◆ What the exercise asks: Take every line that has the string "bitten" and copy it out.

◆ Extracted entries:
────────────────────────────────────────

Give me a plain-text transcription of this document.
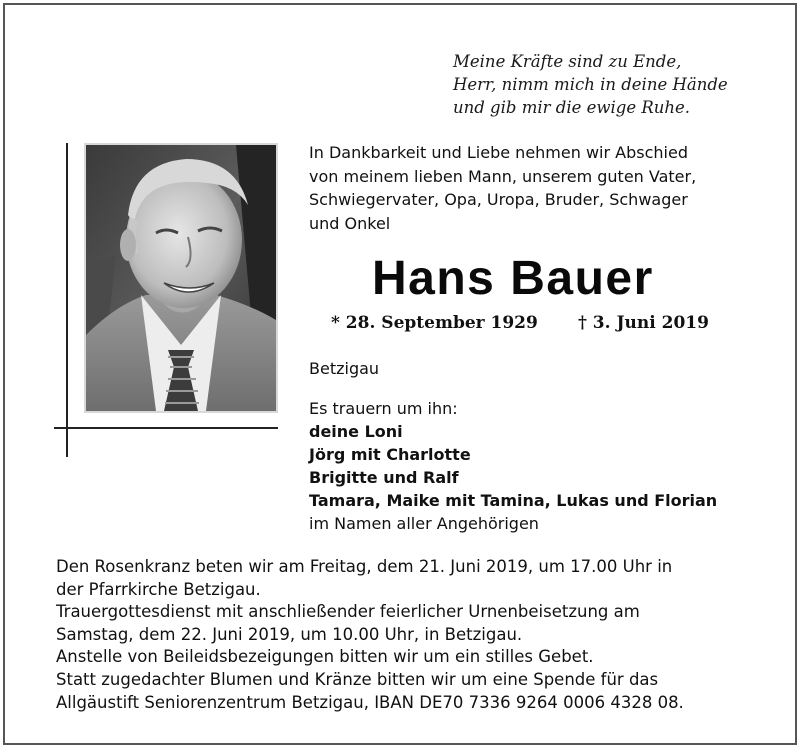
Meine Kräfte sind zu Ende,
Herr, nimm mich in deine Hände
und gib mir die ewige Ruhe.
In Dankbarkeit und Liebe nehmen wir Abschied
von meinem lieben Mann, unserem guten Vater,
Schwiegervater, Opa, Uropa, Bruder, Schwager
und Onkel
Hans Bauer
* 28. September 1929 † 3. Juni 2019
Betzigau
Es trauern um ihn:
deine Loni
Jörg mit Charlotte
Brigitte und Ralf
Tamara, Maike mit Tamina, Lukas und Florian
im Namen aller Angehörigen
Den Rosenkranz beten wir am Freitag, dem 21. Juni 2019, um 17.00 Uhr in
der Pfarrkirche Betzigau.
Trauergottesdienst mit anschließender feierlicher Urnenbeisetzung am
Samstag, dem 22. Juni 2019, um 10.00 Uhr, in Betzigau.
Anstelle von Beileidsbezeigungen bitten wir um ein stilles Gebet.
Statt zugedachter Blumen und Kränze bitten wir um eine Spende für das
Allgäustift Seniorenzentrum Betzigau, IBAN DE70 7336 9264 0006 4328 08.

────────────────────────────────────────

◆ Solution for this problem:
Anstelle von Beileidsbezeigungen bitten wir um ein stilles Gebet.
Statt zugedachter Blumen und Kränze bitten wir um eine Spende für das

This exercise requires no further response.